Element and region listings.

= = =

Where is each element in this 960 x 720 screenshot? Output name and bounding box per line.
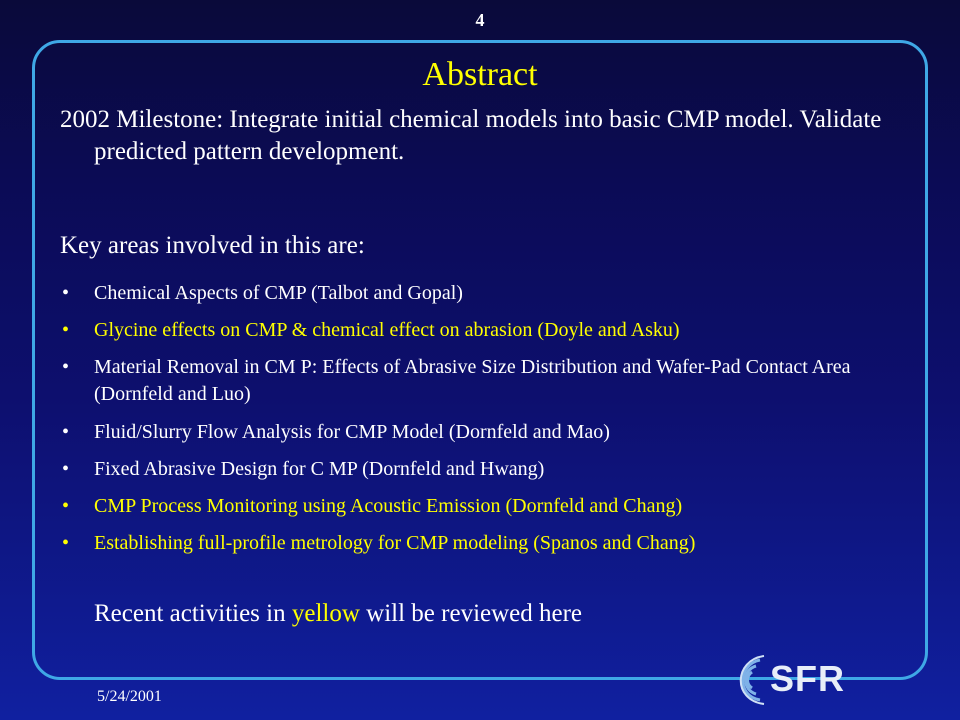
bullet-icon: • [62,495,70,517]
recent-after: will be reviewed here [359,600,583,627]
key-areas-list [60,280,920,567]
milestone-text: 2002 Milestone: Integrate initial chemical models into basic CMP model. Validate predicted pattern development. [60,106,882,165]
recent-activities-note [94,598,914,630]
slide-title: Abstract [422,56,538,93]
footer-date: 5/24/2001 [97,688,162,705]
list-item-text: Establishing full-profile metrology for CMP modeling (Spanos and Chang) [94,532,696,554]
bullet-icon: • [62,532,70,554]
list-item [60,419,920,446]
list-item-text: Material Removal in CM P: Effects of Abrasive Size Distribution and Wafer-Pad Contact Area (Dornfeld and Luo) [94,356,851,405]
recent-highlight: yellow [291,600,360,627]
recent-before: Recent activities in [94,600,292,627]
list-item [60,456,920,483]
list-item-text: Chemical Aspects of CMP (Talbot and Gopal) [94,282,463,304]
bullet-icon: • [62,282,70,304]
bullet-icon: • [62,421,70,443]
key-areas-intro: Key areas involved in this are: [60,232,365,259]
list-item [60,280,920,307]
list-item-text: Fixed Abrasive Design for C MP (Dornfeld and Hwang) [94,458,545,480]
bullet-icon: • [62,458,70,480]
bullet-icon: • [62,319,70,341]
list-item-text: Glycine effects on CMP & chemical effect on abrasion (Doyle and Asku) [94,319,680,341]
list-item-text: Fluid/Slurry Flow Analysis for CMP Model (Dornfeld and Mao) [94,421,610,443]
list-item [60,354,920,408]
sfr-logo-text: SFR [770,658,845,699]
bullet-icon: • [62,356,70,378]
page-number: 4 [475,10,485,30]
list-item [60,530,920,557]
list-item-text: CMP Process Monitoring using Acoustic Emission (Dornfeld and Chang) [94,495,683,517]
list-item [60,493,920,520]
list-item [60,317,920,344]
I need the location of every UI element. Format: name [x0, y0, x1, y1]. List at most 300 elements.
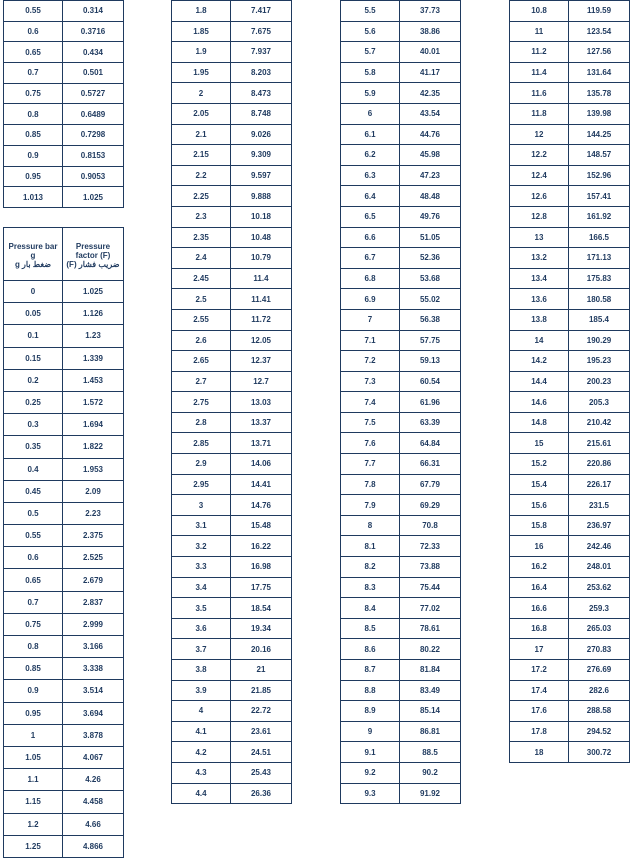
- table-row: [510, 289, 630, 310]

= = =

Copy out every line of the data above word for word, omitting the pictures.

Where is each element in this 960 x 720 screenshot? Output name and bounding box per line.
bullet-icon: • [62,495,70,517]
recent-after: will be reviewed here [359,600,583,627]
key-areas-list [60,280,920,567]
milestone-text: 2002 Milestone: Integrate initial chemical models into basic CMP model. Validate predicted pattern development. [60,106,882,165]
recent-activities-note [94,598,914,630]
slide-title: Abstract [422,56,538,93]
footer-date: 5/24/2001 [97,688,162,705]
list-item-text: Establishing full-profile metrology for CMP modeling (Spanos and Chang) [94,532,696,554]
bullet-icon: • [62,532,70,554]
list-item [60,419,920,446]
list-item-text: Material Removal in CM P: Effects of Abrasive Size Distribution and Wafer-Pad Contact Area (Dornfeld and Luo) [94,356,851,405]
recent-highlight: yellow [291,600,360,627]
recent-before: Recent activities in [94,600,292,627]
list-item [60,456,920,483]
list-item-text: Chemical Aspects of CMP (Talbot and Gopal) [94,282,463,304]
bullet-icon: • [62,282,70,304]
bullet-icon: • [62,421,70,443]
key-areas-intro: Key areas involved in this are: [60,232,365,259]
list-item [60,280,920,307]
list-item-text: Fixed Abrasive Design for C MP (Dornfeld and Hwang) [94,458,545,480]
bullet-icon: • [62,458,70,480]
bullet-icon: • [62,319,70,341]
list-item-text: Glycine effects on CMP & chemical effect on abrasion (Doyle and Asku) [94,319,680,341]
list-item-text: Fluid/Slurry Flow Analysis for CMP Model (Dornfeld and Mao) [94,421,610,443]
list-item [60,354,920,408]
sfr-logo-text: SFR [770,658,845,699]
bullet-icon: • [62,356,70,378]
page-number: 4 [475,10,485,30]
list-item [60,530,920,557]
list-item-text: CMP Process Monitoring using Acoustic Emission (Dornfeld and Chang) [94,495,683,517]
list-item [60,493,920,520]
list-item [60,317,920,344]
I need the location of every UI element. Format: name [x0, y0, x1, y1]. List at most 300 elements.
- table-row: [510, 289, 630, 310]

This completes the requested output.